Stored data ▸
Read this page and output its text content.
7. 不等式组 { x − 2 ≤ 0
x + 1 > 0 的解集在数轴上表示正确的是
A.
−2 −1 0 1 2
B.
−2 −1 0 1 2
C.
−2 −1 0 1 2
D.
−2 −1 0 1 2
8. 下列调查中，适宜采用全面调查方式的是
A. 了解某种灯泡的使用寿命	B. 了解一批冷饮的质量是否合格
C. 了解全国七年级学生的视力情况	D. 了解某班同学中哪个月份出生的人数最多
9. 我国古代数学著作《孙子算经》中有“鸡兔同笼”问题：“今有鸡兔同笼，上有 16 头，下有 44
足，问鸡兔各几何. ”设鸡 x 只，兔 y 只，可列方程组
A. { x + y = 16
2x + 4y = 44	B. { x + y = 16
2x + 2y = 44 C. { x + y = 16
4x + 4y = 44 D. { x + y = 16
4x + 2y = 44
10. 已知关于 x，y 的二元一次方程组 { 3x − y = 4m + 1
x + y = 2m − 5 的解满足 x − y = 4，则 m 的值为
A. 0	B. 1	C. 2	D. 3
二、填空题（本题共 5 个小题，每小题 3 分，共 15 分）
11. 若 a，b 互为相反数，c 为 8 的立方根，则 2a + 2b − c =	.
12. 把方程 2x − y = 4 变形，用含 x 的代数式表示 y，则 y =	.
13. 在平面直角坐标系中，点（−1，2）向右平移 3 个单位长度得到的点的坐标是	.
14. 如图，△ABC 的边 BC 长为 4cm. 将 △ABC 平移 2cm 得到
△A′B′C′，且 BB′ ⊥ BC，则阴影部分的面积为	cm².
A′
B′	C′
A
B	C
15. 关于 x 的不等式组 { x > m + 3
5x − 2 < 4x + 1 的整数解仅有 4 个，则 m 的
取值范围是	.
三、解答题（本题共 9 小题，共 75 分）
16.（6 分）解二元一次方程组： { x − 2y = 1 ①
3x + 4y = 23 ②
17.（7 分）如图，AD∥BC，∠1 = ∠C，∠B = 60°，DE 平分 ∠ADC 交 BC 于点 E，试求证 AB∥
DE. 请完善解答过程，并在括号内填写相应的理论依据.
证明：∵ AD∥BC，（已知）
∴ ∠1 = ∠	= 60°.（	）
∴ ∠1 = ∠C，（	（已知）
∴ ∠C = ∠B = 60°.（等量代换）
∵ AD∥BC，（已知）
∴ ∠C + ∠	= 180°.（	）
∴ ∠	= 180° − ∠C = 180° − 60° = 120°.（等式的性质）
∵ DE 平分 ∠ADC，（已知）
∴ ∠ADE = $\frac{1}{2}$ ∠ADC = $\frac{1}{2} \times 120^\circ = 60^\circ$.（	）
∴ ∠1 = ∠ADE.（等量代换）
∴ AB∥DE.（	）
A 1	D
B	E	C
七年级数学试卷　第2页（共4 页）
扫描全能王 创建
...
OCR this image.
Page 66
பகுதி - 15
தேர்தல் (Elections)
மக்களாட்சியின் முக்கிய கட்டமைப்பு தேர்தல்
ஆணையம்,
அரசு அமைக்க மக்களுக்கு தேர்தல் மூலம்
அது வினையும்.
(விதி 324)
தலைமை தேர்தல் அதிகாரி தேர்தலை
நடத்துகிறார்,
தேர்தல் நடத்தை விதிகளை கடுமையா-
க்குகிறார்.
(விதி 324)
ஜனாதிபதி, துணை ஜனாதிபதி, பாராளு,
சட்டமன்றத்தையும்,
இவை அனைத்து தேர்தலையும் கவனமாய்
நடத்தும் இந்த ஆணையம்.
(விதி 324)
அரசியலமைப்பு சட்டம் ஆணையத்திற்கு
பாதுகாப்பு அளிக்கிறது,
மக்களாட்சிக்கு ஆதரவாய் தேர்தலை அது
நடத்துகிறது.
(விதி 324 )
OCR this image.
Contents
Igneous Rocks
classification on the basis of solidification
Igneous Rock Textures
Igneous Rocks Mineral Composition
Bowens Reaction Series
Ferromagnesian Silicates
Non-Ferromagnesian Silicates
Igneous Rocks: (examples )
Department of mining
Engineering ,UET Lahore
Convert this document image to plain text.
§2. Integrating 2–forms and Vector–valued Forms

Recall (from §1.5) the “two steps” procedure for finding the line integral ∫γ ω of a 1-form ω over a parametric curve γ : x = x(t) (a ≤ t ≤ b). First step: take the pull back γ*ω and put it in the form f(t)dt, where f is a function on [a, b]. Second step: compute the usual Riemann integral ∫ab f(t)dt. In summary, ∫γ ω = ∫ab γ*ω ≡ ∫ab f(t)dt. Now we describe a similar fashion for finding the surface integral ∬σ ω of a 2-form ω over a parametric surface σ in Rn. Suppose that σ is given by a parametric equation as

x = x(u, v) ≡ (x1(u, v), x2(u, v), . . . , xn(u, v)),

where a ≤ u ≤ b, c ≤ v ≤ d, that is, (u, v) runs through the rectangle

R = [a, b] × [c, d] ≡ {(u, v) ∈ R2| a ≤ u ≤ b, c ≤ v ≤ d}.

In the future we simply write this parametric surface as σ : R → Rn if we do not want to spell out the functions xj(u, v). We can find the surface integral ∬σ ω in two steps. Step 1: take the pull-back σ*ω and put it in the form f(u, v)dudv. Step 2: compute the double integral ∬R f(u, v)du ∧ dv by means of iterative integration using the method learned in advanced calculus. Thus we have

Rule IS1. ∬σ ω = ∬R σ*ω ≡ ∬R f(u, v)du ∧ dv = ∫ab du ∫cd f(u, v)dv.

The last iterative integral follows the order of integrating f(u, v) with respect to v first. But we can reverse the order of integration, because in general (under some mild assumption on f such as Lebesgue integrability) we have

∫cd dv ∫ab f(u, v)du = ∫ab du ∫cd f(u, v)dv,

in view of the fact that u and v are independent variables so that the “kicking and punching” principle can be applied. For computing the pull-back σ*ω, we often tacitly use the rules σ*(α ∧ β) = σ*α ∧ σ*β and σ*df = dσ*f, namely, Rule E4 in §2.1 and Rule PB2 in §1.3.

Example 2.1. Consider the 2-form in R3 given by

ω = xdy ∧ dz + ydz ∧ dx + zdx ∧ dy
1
---
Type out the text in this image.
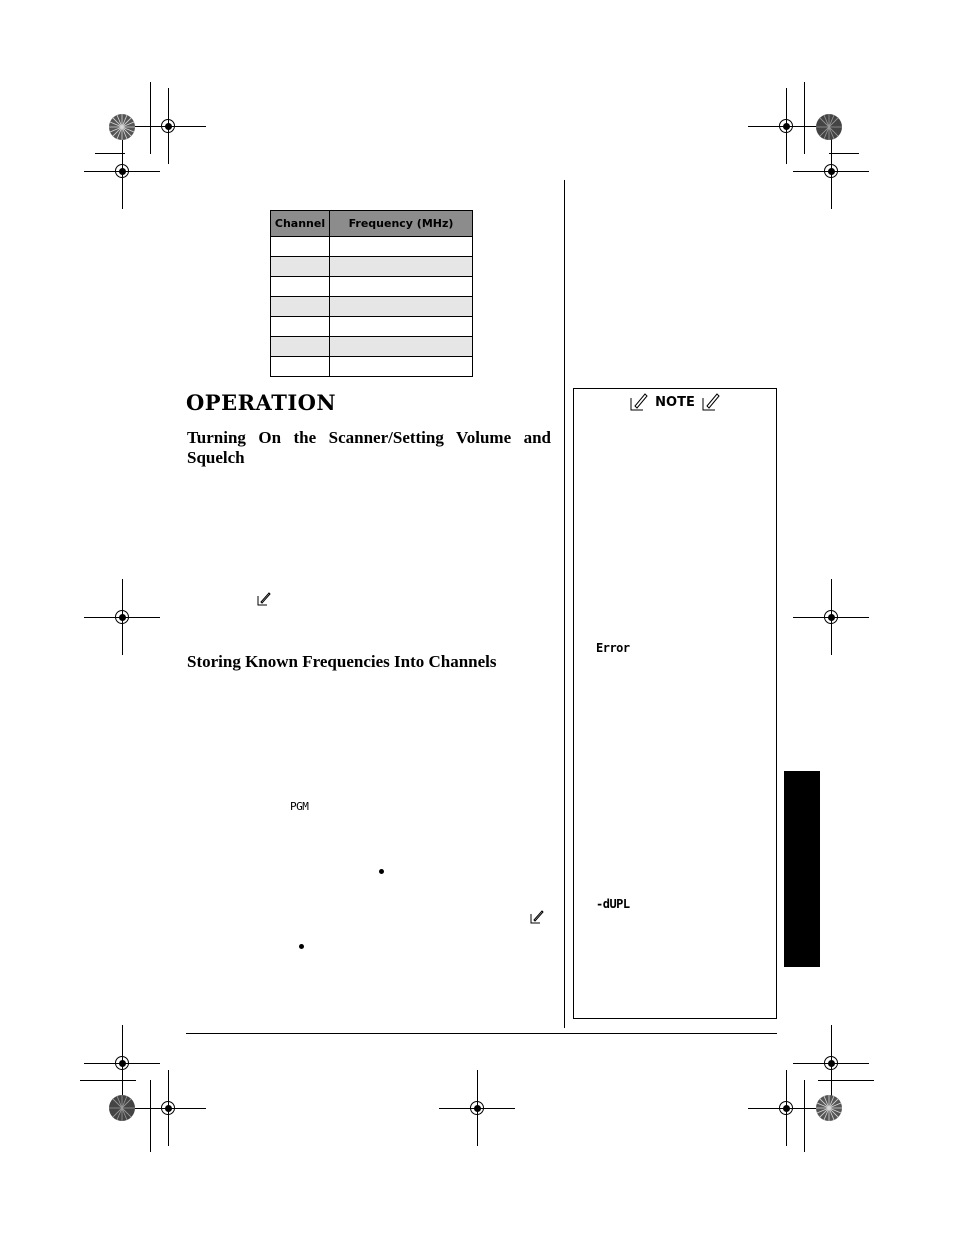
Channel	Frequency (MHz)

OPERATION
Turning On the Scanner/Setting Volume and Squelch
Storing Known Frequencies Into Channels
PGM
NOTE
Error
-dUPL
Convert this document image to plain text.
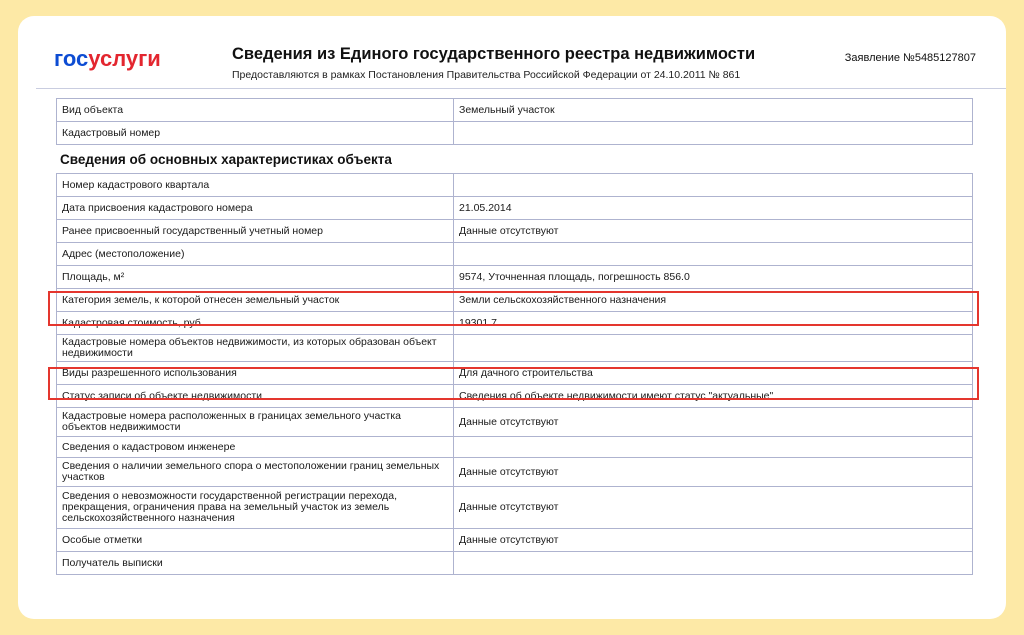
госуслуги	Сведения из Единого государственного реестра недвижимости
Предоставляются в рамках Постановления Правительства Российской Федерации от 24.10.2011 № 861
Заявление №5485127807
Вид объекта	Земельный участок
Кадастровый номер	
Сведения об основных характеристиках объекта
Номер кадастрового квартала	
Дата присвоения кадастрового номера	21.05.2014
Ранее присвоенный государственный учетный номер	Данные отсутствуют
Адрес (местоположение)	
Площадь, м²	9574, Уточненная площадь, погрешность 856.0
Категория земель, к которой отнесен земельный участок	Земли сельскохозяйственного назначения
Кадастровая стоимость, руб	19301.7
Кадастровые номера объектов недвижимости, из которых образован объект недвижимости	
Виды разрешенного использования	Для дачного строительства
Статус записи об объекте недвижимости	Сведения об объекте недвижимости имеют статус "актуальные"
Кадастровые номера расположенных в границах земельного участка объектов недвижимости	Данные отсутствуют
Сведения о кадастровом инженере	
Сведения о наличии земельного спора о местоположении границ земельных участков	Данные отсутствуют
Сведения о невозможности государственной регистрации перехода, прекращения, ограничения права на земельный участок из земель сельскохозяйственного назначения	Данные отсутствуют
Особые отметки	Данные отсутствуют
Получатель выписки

SHORT EXERCISE ▸ Report how many lines of the listing hold the string "iterative", giving only the number.

EXERCISE OUTPUT ▸ 2